• _Goal_:
Retype the material word for word.

• _Dataset records_:
********************

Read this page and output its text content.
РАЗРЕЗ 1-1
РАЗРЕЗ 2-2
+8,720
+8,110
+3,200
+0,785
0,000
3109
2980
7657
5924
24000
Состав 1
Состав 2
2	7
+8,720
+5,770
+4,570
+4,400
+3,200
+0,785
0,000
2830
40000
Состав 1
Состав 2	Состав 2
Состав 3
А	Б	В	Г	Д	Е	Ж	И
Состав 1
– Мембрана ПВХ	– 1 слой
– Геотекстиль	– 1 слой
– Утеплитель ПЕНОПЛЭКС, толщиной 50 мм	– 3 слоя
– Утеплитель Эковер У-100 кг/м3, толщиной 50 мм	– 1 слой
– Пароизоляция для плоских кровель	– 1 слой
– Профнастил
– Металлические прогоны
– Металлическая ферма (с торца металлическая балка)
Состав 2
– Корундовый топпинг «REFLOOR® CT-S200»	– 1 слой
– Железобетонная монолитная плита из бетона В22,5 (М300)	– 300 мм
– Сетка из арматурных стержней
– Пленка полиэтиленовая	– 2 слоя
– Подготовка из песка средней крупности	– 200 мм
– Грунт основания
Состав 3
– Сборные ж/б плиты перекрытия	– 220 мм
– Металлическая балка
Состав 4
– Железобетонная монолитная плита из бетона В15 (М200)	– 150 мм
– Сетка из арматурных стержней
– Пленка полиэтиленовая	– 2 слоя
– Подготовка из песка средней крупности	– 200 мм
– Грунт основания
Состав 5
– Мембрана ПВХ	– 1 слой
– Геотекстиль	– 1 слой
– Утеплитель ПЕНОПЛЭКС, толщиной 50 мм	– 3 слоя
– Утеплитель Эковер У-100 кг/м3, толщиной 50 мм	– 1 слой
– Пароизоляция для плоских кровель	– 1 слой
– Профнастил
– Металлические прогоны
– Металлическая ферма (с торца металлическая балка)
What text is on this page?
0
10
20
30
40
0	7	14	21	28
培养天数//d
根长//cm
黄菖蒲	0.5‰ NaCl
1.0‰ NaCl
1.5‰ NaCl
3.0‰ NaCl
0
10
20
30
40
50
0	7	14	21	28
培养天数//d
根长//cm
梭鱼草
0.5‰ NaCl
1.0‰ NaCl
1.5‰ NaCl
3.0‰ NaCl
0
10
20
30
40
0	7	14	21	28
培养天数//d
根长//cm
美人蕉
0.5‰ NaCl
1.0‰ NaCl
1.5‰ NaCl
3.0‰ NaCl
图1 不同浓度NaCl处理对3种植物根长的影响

********************

• _Response_:
Read this page and output its text content.
РАЗРЕЗ 1-1
РАЗРЕЗ 2-2
+8,720
+8,110
+3,200
+0,785
0,000
3109
2980
7657
5924
24000
Состав 1
Состав 2
2	7
+8,720
+5,770
+4,570
+4,400
+3,200
+0,785
0,000
2830
40000
Состав 1
Состав 2	Состав 2
Состав 3
А	Б	В	Г	Д	Е	Ж	И
Состав 1
– Мембрана ПВХ	– 1 слой
– Геотекстиль	– 1 слой
– Утеплитель ПЕНОПЛЭКС, толщиной 50 мм	– 3 слоя
– Утеплитель Эковер У-100 кг/м3, толщиной 50 мм	– 1 слой
– Пароизоляция для плоских кровель	– 1 слой
– Профнастил
– Металлические прогоны
– Металлическая ферма (с торца металлическая балка)
Состав 2
– Корундовый топпинг «REFLOOR® CT-S200»	– 1 слой
– Железобетонная монолитная плита из бетона В22,5 (М300)	– 300 мм
– Сетка из арматурных стержней
– Пленка полиэтиленовая	– 2 слоя
– Подготовка из песка средней крупности	– 200 мм
– Грунт основания
Состав 3
– Сборные ж/б плиты перекрытия	– 220 мм
– Металлическая балка
Состав 4
– Железобетонная монолитная плита из бетона В15 (М200)	– 150 мм
– Сетка из арматурных стержней
– Пленка полиэтиленовая	– 2 слоя
– Подготовка из песка средней крупности	– 200 мм
– Грунт основания
Состав 5
– Мембрана ПВХ	– 1 слой
– Геотекстиль	– 1 слой
– Утеплитель ПЕНОПЛЭКС, толщиной 50 мм	– 3 слоя
– Утеплитель Эковер У-100 кг/м3, толщиной 50 мм	– 1 слой
– Пароизоляция для плоских кровель	– 1 слой
– Профнастил
– Металлические прогоны
– Металлическая ферма (с торца металлическая балка)
What text is on this page?
0
10
20
30
40
0	7	14	21	28
培养天数//d
根长//cm
黄菖蒲	0.5‰ NaCl
1.0‰ NaCl
1.5‰ NaCl
3.0‰ NaCl
0
10
20
30
40
50
0	7	14	21	28
培养天数//d
根长//cm
梭鱼草
0.5‰ NaCl
1.0‰ NaCl
1.5‰ NaCl
3.0‰ NaCl
0
10
20
30
40
0	7	14	21	28
培养天数//d
根长//cm
美人蕉
0.5‰ NaCl
1.0‰ NaCl
1.5‰ NaCl
3.0‰ NaCl
图1 不同浓度NaCl处理对3种植物根长的影响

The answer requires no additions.